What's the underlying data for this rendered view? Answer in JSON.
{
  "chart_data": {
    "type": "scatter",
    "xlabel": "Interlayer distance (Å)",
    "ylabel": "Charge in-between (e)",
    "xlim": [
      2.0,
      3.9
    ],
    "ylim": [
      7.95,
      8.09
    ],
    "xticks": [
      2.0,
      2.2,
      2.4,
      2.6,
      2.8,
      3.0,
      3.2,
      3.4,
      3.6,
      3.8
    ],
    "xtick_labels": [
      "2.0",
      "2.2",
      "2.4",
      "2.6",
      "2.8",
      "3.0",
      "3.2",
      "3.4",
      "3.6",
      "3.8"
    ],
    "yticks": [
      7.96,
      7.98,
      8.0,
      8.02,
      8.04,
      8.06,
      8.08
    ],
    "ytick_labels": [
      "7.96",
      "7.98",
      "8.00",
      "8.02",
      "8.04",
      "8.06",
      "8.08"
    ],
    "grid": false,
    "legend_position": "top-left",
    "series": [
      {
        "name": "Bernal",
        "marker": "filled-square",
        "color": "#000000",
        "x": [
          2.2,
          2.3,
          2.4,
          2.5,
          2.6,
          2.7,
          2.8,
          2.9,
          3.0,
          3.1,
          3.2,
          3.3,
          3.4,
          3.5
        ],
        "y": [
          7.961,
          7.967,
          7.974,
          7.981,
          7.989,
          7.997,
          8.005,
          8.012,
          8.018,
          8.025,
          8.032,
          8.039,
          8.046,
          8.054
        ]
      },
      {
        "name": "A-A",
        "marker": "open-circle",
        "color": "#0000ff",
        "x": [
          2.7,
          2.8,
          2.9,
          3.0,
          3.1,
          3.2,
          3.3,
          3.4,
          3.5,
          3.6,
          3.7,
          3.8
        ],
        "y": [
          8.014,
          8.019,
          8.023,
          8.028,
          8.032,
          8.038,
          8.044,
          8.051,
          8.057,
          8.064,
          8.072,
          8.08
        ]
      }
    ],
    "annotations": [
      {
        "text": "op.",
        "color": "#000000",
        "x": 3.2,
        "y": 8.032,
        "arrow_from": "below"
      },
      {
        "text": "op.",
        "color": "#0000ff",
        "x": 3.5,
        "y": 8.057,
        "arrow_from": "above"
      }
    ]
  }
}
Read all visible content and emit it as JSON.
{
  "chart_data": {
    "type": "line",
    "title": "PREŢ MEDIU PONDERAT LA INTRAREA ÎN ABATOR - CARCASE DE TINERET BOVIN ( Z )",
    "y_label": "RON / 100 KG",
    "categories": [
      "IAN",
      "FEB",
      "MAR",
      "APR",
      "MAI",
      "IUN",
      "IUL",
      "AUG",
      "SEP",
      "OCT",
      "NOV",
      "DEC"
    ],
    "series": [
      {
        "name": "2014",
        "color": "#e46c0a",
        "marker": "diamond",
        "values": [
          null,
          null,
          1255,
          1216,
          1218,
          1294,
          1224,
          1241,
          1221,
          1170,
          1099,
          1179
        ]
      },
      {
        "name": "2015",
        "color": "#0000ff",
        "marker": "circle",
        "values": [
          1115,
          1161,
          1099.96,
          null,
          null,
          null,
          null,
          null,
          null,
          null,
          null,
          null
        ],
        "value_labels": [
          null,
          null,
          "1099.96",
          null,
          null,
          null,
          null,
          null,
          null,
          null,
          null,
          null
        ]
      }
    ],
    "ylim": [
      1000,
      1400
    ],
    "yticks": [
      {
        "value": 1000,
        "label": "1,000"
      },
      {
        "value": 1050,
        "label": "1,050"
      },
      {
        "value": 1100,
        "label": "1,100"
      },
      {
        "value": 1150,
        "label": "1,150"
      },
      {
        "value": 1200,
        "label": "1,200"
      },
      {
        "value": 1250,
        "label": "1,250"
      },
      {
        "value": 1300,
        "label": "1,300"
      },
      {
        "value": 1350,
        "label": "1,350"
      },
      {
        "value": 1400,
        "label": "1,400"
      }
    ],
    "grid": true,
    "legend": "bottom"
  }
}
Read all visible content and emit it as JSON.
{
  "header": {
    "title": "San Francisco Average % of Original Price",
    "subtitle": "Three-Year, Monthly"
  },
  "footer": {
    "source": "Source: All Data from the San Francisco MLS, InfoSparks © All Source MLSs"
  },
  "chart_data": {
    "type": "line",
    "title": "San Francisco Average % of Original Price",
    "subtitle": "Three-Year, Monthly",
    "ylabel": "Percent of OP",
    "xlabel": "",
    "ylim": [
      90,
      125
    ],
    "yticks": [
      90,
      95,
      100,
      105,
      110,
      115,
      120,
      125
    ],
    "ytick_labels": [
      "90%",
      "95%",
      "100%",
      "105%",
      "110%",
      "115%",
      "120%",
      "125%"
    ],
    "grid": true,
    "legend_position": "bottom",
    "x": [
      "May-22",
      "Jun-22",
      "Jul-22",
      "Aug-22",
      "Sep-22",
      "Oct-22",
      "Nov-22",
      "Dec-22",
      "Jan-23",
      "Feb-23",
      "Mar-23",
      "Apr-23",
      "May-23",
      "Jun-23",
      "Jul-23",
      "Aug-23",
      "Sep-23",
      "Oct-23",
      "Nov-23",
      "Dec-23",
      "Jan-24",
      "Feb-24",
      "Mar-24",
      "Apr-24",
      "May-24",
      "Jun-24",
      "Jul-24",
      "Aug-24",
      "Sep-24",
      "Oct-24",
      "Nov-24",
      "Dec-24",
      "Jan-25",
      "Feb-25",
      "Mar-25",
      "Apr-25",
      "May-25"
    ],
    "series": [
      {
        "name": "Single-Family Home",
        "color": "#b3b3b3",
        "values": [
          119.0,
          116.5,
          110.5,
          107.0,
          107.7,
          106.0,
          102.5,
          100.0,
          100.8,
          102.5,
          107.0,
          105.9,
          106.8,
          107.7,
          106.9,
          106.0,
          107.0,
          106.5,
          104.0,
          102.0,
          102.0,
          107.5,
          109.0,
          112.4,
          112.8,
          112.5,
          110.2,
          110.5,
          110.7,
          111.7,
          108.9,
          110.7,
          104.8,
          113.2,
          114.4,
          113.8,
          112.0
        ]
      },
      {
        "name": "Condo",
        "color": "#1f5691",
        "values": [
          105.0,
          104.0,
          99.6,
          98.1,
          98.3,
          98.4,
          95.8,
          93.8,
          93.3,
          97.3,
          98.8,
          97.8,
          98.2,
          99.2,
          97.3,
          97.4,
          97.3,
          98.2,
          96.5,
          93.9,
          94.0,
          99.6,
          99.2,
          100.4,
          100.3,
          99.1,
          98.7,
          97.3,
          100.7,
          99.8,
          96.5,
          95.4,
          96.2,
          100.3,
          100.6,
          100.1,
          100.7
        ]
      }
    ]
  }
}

> **To do**:
Check the records above line by line and tally those holding the string "bottom". Answer with the number only.

> **Exercise response**:
2